- DOCUMENT EXCERPT -
In reviewing the Apostle John’s theme here, Archibald T. Robertson (1863-1934) states that God’s commandments are not heavy because of the power that comes with the new birth. Jesus won the victory over the world,[17] and God in us[18] gives us the victory. Even our faith. Our faith in Jesus the Anointed One is shown by our confession and conduct.[19]

In characteristic fashion, Alan England Brooke (1863-1939) sees in verse four the power each Christian has in virtue of the new birth from God. The Apostle John emphasizes the power of the new delivery rather than its possession by each individual. Everyone born of God has within themselves a force strong enough to overcome the resistance of all the world’s evil powers, which hinders them from loving God. Our faith that Jesus of Nazareth is the Messiah, the Son of God, is accepted not as an intellectual conviction but as a principle of life, overcoming the powers of the world, which contend for a different lifestyle. John must be thinking of the conversion of each community member. The most natural reference is to the definite withdrawal of the false teachers from the fellowship of the Church. There is no apparent reference to the victory of the Anointed One over the world,[20] which His followers share in virtue of their faith in so far as they unite themselves with Him.[21]

With an eye for detail, David Smith (1866-1932) proposes that the reason why “God’s commandments are not heavy” is that our faith conquers the world by clinging to God’s eternal principles and realities. We must believe that, despite our appearance, we are God’s, and God is in us and working His saving will in us. The Apostle John begins with “conquering” because the fight is in progress, then “overcoming” because the victory is assured.[22]

As a spiritual mentor, Ronald A. Ward (1920-1986) feels that the Apostle John’s message in verse four is that everything born of God conquers the world. So that leaves the question do they overcome? One thing John know is that it is not the properties but the persons. John emphasizes the totality and the experience. This means that the key to winning was faith. In addition, John sees the victory as in the past “the victory that overcame the world,[23] and in the continuous present “overcomes the world.”[24] [25]

In a somewhat confrontational way, Peter S. Ruckman (1921-2016) points out that in the KJV the Apostle John says, “whatsoever,” not “whosoever.” The Greek adjective pas means each, every, any, all, everyone, and everything. Collectively, pas implies some of all types. In his Lexicon, Strong tells us that in verse four it is neuter meaning “anything and everything.” From the context, John is not referring to trees, animals, mountains, etc., but to each child of God since they have God’s power against the evil one and his world.[26]

As a capable scripture analyst Ian Howard Marshall (1934-2015) questions that in light of all the Apostle John has said so far, how can the believer keep God’s commandments to perfection? The Apostle answers that God has given believers the power to conquer the forces of temptation that would hinder them corm carrying out His will. Everyone born of God has defeated the world by the power given to them that enables them to vanquish false prophets[27] and also empowers them to subdue the world with all its temptations. And what is this power? Faith fuels our victory. The fact that we hold steadfast faith in our hearts is the means whereby the new world’s power operates in us and allows us to subdue the world’s attractions.

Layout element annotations
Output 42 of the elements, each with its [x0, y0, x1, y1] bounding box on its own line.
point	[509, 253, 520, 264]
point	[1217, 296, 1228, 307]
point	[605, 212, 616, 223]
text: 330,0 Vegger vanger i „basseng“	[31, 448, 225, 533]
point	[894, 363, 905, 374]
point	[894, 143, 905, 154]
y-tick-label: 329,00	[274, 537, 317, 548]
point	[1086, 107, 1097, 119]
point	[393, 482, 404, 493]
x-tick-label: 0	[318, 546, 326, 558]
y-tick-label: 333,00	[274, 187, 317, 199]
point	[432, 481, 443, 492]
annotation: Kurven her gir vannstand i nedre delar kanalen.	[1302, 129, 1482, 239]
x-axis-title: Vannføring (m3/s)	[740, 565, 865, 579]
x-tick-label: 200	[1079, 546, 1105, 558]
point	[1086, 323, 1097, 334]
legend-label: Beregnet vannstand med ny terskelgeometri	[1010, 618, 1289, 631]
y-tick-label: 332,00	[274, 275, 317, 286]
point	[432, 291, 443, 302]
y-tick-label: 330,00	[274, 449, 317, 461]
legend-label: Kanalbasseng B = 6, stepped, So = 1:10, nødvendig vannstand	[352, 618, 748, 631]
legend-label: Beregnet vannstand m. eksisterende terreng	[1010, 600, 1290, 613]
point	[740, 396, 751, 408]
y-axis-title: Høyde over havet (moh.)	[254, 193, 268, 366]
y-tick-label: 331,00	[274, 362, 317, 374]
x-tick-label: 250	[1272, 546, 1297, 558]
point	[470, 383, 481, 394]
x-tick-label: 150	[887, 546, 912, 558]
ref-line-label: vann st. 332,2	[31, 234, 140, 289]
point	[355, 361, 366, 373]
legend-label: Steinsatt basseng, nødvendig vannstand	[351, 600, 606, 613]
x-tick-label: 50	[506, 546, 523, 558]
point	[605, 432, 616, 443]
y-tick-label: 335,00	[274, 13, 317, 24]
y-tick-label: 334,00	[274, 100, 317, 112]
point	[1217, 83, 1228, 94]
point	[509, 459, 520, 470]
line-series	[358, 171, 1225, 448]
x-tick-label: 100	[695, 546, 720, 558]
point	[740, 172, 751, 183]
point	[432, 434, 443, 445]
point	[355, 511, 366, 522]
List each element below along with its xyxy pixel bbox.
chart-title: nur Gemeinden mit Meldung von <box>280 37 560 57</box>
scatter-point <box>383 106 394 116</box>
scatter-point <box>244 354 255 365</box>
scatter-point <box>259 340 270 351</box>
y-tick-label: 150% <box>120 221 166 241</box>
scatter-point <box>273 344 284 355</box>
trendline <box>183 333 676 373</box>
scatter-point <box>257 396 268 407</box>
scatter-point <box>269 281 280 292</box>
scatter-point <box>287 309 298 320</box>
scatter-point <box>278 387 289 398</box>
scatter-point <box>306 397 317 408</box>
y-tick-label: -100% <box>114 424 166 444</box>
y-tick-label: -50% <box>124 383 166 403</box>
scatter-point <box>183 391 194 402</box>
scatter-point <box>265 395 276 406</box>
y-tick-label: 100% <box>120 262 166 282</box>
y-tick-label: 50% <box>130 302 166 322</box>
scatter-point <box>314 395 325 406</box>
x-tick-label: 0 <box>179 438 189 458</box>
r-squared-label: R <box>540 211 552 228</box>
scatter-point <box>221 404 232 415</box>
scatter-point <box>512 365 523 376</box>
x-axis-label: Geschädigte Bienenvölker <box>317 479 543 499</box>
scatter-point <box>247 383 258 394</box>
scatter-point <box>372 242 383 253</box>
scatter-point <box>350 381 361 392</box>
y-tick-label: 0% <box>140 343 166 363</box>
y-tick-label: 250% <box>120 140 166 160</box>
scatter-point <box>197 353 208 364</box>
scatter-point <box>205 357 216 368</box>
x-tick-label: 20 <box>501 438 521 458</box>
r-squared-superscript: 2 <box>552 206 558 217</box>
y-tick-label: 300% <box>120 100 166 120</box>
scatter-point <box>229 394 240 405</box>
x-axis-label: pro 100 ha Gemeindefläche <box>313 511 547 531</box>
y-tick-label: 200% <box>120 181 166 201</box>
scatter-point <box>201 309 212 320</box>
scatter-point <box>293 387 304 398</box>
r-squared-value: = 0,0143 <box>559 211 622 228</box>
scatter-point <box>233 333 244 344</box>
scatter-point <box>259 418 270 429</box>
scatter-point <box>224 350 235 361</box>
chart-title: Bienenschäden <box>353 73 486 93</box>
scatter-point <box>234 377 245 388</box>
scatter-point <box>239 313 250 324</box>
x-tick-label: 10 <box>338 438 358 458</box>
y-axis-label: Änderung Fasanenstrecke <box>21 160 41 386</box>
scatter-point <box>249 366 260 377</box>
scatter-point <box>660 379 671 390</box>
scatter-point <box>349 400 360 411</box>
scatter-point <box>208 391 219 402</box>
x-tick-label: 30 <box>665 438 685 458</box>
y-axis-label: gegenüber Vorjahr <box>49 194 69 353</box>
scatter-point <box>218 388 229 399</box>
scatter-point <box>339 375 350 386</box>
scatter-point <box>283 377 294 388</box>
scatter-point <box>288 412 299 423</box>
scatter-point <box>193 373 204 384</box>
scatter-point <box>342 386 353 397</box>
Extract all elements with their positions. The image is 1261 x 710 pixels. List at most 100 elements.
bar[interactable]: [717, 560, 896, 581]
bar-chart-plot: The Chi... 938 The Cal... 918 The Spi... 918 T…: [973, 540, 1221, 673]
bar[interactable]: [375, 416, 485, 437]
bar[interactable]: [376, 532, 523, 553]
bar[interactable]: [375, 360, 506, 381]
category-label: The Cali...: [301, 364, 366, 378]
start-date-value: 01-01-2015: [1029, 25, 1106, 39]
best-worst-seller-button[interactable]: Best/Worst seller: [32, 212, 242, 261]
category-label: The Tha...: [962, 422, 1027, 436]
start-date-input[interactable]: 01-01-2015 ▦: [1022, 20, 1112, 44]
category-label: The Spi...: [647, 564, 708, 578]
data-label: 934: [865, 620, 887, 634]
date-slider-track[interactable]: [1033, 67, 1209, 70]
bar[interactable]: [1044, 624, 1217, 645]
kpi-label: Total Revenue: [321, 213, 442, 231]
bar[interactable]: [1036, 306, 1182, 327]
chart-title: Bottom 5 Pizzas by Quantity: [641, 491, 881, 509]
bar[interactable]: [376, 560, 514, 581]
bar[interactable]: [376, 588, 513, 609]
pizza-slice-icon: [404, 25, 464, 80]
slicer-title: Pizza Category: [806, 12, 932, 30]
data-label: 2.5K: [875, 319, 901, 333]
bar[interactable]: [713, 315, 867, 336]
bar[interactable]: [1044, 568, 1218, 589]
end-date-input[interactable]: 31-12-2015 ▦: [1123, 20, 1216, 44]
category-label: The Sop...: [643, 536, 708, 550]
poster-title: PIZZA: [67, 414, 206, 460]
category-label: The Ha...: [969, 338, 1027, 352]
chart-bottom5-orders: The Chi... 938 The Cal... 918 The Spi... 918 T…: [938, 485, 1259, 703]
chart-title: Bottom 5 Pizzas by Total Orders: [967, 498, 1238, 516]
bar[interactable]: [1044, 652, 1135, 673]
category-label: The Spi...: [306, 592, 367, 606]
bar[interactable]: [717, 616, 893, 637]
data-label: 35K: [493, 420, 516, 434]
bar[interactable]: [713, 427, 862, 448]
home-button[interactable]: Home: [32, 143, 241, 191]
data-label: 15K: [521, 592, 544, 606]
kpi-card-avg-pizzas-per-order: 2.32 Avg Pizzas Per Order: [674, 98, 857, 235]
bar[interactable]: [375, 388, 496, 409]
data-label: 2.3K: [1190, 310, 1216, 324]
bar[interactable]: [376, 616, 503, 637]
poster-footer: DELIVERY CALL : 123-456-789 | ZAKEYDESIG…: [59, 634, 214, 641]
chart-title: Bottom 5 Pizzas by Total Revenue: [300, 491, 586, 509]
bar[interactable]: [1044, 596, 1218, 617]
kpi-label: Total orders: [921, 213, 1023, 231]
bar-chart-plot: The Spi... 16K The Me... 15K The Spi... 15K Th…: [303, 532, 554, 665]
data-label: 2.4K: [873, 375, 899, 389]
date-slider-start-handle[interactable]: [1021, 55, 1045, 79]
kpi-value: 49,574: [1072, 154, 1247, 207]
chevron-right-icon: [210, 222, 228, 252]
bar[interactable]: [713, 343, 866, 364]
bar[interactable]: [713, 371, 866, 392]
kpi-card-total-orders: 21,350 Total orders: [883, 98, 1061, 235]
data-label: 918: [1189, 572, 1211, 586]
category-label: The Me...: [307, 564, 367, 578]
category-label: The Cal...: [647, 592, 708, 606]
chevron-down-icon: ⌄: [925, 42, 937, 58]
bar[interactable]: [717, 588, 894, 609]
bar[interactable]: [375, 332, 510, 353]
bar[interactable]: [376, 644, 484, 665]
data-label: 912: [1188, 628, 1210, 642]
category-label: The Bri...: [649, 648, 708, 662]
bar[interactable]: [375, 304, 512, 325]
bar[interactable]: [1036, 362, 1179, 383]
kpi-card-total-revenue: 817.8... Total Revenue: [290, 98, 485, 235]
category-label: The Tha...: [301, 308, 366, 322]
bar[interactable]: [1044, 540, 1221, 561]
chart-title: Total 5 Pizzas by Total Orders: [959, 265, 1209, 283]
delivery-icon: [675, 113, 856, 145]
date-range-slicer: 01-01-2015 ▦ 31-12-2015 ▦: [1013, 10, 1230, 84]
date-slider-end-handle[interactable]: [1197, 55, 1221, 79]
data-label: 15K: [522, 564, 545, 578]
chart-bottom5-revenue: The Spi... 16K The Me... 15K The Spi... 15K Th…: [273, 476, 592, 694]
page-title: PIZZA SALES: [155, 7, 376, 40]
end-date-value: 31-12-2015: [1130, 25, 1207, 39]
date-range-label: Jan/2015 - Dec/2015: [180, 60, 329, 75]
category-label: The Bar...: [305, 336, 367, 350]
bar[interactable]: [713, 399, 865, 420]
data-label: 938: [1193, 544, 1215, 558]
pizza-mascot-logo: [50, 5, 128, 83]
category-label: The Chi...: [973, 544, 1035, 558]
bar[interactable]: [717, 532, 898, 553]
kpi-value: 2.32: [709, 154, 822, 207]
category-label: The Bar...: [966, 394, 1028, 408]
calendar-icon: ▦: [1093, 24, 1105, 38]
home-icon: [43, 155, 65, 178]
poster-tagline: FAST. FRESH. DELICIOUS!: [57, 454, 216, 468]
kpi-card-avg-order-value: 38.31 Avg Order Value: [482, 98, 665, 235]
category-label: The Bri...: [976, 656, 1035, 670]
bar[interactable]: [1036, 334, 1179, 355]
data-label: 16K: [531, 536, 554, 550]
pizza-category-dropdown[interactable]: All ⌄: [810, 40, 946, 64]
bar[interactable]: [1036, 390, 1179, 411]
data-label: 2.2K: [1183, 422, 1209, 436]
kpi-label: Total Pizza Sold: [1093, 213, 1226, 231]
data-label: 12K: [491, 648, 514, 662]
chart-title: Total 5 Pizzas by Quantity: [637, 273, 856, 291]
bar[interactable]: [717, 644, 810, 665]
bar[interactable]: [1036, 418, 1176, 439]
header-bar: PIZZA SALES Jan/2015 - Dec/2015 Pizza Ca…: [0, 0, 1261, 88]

- TASKS -
a – Say whether each statement agrees with the commentary excerpt, answering yes or no and quoting the words that decide it: (i) Robertson says God's commandments are not heavy because of the power that comes with the new birth; (ii) Ruckman says the KJV reads "whosoever" in verse four; (iii) Brooke finds a clear reference to the victory of the Anointed One over the world.
b – Set down the rows, starting with the first one and going on through the line with "187, 317, 199]", both ends included.
The commentary excerpt and the rows come from different sources.

- COMPLETE ANSWERS -
a –
(i) Yes: "God’s commandments are not heavy because of the power that comes with the new birth."
(ii) No: "in the KJV the Apostle John says, “whatsoever,” not “whosoever.”"
(iii) No: "There is no apparent reference to the victory of the Anointed One over the world."

b –
Output 42 of the elements, each with its [x0, y0, x1, y1] bounding box on its own line.
point	[509, 253, 520, 264]
point	[1217, 296, 1228, 307]
point	[605, 212, 616, 223]
text: 330,0 Vegger vanger i „basseng“	[31, 448, 225, 533]
point	[894, 363, 905, 374]
point	[894, 143, 905, 154]
y-tick-label: 329,00	[274, 537, 317, 548]
point	[1086, 107, 1097, 119]
point	[393, 482, 404, 493]
x-tick-label: 0	[318, 546, 326, 558]
y-tick-label: 333,00	[274, 187, 317, 199]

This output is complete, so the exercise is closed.